* [PROBLEMAS E TAREFAS]
- 1) No texto sobre a manipulação da informação pelo Ocidente, em que anos o autor tentou reunir-se com os manifestantes de Hong Kong?
- 2) Prossegue o texto sobre a manipulação da informação pelo Ocidente a partir da última frase apresentada.
== TEXTO PARA LER ==
10.12.2019 Autor: Andre Vltchek
É impressionante a facilidade com que o império ocidental está a conseguir destruir os países “rebeldes”
que estão no seu caminho, sem que haja resistência.
Trabalho
em todos os cantos do planeta, onde os “conflitos” kafkianos forem desencadeados por Washington, Londres ou Paris.
O
que vejo e descrevo, não são apenas aqueles horrores que estão a acontecer à
minha volta; horrores que estão a arruinar vidas humanas, a destruir aldeias,
cidades e países inteiros. O que tento perceber é que, nas telas da televisão e
nas páginas dos jornais e da Internet, os crimes monstruosos contra a Humanidade
são descritos até certo ponto, mas as informações são distorcidas e
manipuladas de tal forma que os leitores e os espectadores de todas as partes
do mundo, acabam por não saber quase nada sobre o seu próprio sofrimento e/ou o
sofrimento dos outros.
Por
exemplo, em 2015 e em 2019, tentei reunir-me e argumentar com os manifestantes
de Hong Kong. Foi uma experiência verdadeiramente reveladora! Eles não sabiam
nada, absolutamente nada sobre os crimes que o Ocidente cometeu em lugares como
o Afeganistão, Síria ou Líbia. Quando tentei explicar-lhes quantas
democracias latino-americanas Washington tinha derrubado, pensaram que eu era
um lunático. Como é que o Ocidente, bom, terno e “democrático”, tinha matado
milhões de pessoas e mergulhado continentes inteiros em sangue? Não foi o que nos
ensinaram nas universidades. Não foi o que a BBC, a CNN ou mesmo o que
o China Morning Post disseram e
escreveram.
Olhem,
estou a falar a sério. Mostrei-lhes fotografias do Afeganistão e da Síria; fotos
armazenadas no meu telefone. Eles deviam ter compreender que era algo genuíno, em primeira mão. Ainda
assim, eles observavam, mas os seus cérebros não eram capazes de processar o
que lhes estava a ser mostrado. Imagens e palavras; essas pessoas estavam
condicionadas a não compreender certos tipos de informações.
Talvez considerem difícil de acreditar, mas mesmo num país comunista como o Vietname; um país orgulhoso, um país que sofreu enormemente com o colonialismo francês e o imperialismo louco e brutal dos EUA, as pessoas com quem me relacionei (e morei em Hanói durante 2 anos) não sabiam quase nada sobre os crimes horríveis cometidos pelos EUA e pelos seus aliados durante a chamada “Guerra Secreta” contra os pobres e indefesos habitantes do país vizinho, o Laos; crimes que incluíam o bombardeio de camponeses e búfalos de água, dia e noite, por bombardeiros estratégicos B-52. E no Laos, onde fiz uma reportagem sobre os trabalhos de desminagem, as pessoas não sabiam nada sobre as mesmas monstruosidades que o Ocidente tinham cometido no Camboja; onde tinham assassinado centenas de milhares de pessoas através de atentados à bomba e desalojado milhões de camponeses das suas casas, provocando a fome e abrindo as portas para o domínio do Khmer Vermelho.
===
== INFORMAÇÃO APRESENTADA ==
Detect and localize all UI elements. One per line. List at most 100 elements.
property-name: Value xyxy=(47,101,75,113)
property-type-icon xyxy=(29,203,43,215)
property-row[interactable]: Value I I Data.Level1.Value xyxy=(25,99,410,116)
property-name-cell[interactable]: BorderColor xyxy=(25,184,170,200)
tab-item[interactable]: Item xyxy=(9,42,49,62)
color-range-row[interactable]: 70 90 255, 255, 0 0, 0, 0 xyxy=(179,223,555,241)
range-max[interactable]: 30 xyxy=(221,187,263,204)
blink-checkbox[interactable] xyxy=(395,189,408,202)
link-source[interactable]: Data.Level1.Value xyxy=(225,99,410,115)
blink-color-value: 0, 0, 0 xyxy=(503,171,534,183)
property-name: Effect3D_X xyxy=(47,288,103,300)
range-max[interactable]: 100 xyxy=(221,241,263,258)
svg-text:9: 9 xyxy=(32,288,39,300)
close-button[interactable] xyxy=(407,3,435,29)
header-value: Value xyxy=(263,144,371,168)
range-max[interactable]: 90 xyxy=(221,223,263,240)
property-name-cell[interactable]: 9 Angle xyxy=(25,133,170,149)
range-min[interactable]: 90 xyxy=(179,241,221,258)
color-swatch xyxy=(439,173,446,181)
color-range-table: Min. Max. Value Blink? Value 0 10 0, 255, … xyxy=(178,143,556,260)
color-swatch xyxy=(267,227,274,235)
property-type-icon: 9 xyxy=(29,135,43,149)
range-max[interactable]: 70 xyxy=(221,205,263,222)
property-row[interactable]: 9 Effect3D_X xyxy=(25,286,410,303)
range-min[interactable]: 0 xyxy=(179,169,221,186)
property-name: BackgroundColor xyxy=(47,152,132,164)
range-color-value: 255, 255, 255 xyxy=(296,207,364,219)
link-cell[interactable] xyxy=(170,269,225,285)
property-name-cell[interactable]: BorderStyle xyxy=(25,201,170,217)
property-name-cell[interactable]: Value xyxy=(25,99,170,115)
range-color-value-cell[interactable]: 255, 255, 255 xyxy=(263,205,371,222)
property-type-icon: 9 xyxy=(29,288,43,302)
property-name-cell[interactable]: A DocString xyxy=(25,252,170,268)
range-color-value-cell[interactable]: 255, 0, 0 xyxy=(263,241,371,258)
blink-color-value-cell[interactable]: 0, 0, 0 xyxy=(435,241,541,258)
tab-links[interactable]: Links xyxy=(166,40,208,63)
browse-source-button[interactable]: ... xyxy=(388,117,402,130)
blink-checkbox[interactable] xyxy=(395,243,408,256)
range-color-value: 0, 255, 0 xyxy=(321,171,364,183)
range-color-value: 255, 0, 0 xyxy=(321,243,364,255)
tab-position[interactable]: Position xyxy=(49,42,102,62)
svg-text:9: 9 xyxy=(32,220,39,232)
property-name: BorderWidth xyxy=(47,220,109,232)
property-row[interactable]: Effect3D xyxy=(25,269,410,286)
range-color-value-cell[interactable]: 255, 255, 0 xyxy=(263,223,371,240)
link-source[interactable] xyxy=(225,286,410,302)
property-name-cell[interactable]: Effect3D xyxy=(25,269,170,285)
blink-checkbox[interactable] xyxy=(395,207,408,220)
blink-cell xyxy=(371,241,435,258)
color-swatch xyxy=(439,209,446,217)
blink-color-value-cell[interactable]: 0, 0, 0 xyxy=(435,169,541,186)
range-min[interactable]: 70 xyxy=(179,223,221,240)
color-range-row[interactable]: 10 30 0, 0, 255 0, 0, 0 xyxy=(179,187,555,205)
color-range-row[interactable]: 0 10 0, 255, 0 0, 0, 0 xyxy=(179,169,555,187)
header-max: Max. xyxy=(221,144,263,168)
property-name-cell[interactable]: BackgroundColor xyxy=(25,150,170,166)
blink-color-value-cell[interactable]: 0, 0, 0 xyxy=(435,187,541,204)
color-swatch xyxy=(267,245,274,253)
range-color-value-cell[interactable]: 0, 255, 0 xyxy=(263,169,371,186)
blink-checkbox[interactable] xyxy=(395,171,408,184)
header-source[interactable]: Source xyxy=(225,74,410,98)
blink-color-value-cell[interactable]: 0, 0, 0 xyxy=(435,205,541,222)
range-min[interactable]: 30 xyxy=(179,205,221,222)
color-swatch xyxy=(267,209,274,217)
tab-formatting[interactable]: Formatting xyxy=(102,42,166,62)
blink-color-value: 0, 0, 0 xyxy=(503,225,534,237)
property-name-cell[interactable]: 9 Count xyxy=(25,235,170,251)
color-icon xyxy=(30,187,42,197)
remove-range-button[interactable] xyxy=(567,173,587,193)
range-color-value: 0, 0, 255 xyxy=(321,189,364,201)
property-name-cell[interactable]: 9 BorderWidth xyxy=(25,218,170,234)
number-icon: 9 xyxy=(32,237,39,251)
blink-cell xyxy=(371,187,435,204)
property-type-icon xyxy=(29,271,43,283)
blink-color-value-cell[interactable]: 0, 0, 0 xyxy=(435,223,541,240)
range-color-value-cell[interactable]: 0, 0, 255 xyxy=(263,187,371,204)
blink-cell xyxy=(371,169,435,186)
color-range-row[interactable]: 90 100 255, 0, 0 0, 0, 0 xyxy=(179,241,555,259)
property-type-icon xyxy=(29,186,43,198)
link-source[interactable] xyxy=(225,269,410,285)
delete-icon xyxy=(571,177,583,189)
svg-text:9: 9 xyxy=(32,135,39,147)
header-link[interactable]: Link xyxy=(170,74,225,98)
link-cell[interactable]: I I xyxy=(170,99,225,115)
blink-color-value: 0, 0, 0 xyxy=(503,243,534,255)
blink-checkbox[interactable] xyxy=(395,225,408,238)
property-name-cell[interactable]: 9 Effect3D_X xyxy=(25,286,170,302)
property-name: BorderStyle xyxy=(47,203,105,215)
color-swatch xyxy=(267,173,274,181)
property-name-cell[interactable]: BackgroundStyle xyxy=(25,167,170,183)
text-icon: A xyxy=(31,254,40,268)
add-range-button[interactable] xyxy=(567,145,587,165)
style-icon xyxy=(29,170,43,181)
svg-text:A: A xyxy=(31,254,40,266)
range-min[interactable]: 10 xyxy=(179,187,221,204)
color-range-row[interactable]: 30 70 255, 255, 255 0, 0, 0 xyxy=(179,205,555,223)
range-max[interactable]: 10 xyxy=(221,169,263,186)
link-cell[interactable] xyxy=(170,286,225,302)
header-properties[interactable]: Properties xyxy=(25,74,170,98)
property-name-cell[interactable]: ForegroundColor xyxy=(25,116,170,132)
===
* [RESPOSTAS POR TAREFA]
- 1) Em 2015 e em 2019.

- 2)
Quando
falo dessa falta de conhecimento chocante no Vietname, sobre a região e sobre o
que esse povo foi forçado a suportar, não falo apenas de vendedores ou de fabricantes de
vestuário. Aplica-se a intelectuais, artistas, professores vietnamitas. É uma
amnésia total e surgiu com a chamada 'abertura' para o mundo, o que significa com o
consumo da comunicação mediática ocidental e, mais tarde, com a infiltração das
redes sociais.
Pelo
menos, o Vietname partilha fronteiras com o Laos e o Camboja, além de uma
história turbulenta.
Mas
imaginem dois grandes países só com fronteiras marítimas, como as Filipinas e a
Indonésia. Alguns moradores de Manila que conheci, pensavam que a Indonésia se
situava na Europa.
Agora,
adivinhem, quantos indonésios têm conhecimento dos massacres que os Estados Unidos
efectuaram nas Filipinas há um século, ou como as pessoas nas Filipinas foram
doutrinadas pela propaganda ocidental sobre todo o Sudeste Asiático? Ou quantos
filipinos têm conhecimento do golpe militar de 1965, desencadeado pelos EUA, que
depôs o Presidente Sukarno, matando entre 2 a 3 milhões de
intelectuais, professores, comunistas e sindicalistas na “vizinha” Indonésia?
Consultem as secções estrangeiras dos jornais indonésios ou filipinos e o que verão? As
mesmas notícias da Reuters, AP, AFP. De facto, também verão os mesmos
relatórios nas agências de notícias do Quénia, da Índia, do Uganda, do
Bangladesh, dos Emirados Árabes Unidos, do Brasil, da Guatemala e a lista
continua. Este esquema foi planeado para produzir um único resultado: a fragmentação
completa!
***
A
fragmentação do mundo é incrível e está a aumentar com o passar do tempo.
Aqueles que esperavam que a Internet melhorasse a situação, pensaram
erradamente.
Com
a falta de conhecimento, a solidariedade também desapareceu.
Neste
momento, em todo o mundo, decorrem tumultos e revoluções. Estou a noticiar as
mais significativas; no Médio Oriente, na América Latina e em Hong Kong.
Deixem-me
ser franco: não há absolutamente nenhuma percepção no Líbano sobre o que está a
acontecer em Hong Kong, ou na Bolívia, no Chile ou na Colômbia.
A
propaganda ocidental joga tudo no mesmo saco.
Em
Hong Kong, os manifestantes doutrinados pelo Ocidente são apresentados como “manifestantes
pró-democracia”. Eles matam, queimam, espancam pessoas, mas ainda são os
favoritos do Ocidente. Porque estão a antagonizar a República Popular da China,
considerada agora, o maior inimigo de Washington. E porque esses manifestantes
foram criados e apoiados pelo Ocidente.
Na
Bolívia, o Presidente anti-imperialista foi derrubado por um golpe orquestrado
por Washington, mas a maioria da população indígena, que exige o seu regresso, é citada como um bando de arruaceiros.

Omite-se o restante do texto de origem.